◆ **Exercise description**
Which lines include the word "proprii"? Copy each of them.

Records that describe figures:
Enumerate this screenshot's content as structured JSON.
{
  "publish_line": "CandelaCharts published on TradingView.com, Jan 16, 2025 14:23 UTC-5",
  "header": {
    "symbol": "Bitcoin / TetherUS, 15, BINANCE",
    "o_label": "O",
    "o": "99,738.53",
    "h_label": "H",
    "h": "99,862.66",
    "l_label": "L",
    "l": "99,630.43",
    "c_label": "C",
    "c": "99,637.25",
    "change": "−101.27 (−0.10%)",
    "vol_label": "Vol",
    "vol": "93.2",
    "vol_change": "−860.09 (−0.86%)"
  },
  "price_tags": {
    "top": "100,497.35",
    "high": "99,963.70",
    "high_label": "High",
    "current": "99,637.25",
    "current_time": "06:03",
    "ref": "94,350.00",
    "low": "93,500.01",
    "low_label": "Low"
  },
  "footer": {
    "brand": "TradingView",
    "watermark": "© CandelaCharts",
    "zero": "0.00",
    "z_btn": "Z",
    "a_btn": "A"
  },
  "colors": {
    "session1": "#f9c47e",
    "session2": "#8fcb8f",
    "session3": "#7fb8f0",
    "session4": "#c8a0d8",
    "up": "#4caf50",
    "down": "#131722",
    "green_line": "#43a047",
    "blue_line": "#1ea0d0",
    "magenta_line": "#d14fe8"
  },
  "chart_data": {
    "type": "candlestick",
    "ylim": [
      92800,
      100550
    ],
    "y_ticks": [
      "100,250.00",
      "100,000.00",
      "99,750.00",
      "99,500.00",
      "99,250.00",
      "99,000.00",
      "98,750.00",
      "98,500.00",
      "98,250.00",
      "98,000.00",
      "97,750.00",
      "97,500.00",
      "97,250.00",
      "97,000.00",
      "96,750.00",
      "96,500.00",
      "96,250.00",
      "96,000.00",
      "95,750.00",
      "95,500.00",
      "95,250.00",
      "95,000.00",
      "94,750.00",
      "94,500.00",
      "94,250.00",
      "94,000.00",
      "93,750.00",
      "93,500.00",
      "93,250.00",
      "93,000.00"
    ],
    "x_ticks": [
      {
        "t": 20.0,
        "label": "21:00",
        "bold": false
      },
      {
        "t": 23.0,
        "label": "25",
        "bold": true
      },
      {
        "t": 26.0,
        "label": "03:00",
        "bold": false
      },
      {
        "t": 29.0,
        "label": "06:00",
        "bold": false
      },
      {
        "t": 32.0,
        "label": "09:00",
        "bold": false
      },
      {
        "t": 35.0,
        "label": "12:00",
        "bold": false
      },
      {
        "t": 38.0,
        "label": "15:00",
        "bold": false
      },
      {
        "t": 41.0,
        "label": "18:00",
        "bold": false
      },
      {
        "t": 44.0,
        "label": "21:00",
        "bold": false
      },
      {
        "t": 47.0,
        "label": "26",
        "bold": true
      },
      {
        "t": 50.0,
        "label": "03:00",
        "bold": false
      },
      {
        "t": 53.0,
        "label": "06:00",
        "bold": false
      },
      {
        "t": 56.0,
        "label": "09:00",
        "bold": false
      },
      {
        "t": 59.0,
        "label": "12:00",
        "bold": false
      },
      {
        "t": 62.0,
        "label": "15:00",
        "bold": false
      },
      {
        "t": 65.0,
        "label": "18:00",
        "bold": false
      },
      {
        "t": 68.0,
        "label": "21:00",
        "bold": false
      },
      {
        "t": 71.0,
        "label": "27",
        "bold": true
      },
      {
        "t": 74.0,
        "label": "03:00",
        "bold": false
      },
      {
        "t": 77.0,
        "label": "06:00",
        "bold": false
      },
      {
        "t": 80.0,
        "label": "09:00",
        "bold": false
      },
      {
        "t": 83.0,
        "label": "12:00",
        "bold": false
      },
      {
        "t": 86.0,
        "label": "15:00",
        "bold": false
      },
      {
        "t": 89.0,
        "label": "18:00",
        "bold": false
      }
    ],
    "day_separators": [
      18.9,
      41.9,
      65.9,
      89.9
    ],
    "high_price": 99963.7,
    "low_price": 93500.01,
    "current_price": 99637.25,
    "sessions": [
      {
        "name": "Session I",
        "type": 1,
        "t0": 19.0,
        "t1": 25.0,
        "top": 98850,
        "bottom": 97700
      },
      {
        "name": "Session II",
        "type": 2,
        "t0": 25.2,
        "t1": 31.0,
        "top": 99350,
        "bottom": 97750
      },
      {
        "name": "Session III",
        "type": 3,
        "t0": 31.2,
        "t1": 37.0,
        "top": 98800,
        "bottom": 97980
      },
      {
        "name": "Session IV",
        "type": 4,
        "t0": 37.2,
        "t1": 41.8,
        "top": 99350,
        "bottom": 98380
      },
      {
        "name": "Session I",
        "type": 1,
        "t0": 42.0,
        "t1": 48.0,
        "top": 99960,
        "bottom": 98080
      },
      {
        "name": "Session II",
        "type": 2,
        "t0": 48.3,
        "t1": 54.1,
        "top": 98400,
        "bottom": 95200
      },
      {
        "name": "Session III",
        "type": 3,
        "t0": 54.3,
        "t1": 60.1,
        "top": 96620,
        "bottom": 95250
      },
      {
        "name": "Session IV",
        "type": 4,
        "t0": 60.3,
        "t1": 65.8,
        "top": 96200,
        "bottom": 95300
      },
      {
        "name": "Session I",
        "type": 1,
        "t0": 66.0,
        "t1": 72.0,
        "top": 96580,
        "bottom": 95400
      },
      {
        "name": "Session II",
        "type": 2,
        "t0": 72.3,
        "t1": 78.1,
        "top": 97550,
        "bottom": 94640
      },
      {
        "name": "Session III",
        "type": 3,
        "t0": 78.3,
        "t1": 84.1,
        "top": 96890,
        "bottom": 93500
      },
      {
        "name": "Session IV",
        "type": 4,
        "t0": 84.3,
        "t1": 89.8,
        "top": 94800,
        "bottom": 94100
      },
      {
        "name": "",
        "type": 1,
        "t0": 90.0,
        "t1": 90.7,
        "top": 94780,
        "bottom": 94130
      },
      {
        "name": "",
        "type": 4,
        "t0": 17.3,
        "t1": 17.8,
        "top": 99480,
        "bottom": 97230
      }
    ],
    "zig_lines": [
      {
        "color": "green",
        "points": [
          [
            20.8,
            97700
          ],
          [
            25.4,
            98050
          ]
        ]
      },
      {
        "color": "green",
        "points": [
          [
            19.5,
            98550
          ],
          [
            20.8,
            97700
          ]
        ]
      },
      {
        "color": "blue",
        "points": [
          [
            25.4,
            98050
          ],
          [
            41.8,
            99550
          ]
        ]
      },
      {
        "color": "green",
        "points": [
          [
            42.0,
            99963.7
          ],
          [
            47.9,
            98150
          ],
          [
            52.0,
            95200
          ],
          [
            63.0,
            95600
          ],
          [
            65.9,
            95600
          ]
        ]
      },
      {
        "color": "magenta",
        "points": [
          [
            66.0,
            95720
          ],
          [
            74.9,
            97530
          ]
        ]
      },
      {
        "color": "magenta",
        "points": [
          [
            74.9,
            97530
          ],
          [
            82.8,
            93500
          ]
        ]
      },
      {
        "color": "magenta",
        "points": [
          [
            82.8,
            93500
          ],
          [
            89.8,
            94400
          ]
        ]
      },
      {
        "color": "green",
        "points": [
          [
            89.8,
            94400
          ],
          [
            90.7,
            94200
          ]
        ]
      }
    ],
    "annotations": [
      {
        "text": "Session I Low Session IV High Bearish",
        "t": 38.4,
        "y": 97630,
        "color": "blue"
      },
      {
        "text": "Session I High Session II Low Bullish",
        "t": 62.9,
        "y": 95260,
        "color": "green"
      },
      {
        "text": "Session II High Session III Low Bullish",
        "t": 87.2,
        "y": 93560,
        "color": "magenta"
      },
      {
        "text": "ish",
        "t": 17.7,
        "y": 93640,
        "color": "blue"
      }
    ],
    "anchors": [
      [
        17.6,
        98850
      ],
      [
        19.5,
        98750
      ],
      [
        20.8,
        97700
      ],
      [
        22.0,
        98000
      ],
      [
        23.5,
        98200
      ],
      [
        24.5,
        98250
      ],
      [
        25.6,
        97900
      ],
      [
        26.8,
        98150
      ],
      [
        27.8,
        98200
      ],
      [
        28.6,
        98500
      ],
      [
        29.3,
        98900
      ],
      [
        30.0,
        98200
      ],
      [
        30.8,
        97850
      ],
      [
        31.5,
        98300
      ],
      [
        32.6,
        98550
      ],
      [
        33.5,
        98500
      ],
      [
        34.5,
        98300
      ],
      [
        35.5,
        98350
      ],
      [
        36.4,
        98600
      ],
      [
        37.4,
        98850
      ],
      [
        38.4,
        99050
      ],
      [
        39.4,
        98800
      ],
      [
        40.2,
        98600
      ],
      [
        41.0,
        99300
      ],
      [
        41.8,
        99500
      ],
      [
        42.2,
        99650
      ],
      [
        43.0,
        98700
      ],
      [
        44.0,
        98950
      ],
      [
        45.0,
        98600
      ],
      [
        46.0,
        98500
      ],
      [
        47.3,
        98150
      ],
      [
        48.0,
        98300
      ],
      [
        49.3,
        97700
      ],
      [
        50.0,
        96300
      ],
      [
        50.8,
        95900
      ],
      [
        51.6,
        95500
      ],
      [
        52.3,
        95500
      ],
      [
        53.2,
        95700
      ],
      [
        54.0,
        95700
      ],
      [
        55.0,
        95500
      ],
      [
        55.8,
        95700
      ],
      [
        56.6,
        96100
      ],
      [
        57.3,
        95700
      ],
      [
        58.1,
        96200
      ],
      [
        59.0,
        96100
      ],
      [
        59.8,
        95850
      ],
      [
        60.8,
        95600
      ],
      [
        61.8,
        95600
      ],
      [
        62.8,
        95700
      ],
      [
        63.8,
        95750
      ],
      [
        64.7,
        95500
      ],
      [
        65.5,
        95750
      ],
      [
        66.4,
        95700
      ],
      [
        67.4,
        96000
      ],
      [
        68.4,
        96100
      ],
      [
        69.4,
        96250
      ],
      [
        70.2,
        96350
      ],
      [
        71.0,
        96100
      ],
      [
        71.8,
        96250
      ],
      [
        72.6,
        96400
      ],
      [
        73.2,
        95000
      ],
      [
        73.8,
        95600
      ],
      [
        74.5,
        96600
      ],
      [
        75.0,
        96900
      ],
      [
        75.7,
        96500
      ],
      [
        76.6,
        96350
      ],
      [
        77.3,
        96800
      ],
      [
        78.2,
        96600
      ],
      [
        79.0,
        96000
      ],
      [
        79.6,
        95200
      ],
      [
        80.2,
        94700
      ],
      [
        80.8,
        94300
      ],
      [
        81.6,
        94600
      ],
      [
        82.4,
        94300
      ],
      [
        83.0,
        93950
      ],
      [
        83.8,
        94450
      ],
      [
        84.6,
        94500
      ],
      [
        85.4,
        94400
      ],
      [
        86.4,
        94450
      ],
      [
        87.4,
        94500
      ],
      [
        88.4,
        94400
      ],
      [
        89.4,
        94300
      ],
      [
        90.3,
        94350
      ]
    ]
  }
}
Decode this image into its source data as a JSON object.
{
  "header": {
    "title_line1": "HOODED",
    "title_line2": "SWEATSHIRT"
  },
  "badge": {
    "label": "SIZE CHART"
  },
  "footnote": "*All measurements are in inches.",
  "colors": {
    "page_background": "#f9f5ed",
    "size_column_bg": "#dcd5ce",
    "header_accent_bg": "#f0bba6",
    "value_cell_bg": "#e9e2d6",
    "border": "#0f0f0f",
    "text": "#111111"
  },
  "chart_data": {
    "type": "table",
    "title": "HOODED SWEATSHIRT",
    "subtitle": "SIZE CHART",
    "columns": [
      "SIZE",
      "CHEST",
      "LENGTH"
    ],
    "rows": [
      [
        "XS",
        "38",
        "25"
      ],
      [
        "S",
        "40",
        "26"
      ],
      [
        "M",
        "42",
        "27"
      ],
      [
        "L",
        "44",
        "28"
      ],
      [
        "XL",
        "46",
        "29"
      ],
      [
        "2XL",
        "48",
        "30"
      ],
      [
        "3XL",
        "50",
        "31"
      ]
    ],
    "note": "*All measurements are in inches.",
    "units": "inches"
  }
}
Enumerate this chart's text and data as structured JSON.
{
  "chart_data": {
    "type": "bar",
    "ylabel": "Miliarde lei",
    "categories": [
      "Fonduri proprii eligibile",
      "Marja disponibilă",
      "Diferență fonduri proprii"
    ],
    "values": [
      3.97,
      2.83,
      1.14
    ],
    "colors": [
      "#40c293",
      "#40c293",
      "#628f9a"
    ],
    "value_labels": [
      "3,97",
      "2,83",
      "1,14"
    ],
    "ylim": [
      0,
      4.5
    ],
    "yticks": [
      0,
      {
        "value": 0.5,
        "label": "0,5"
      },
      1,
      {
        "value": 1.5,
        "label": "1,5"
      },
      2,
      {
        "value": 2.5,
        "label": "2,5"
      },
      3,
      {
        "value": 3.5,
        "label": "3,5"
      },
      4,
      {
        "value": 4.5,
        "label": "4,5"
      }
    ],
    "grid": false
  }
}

◆ **Result of this task**
      "Fonduri proprii eligibile",
      "Diferență fonduri proprii"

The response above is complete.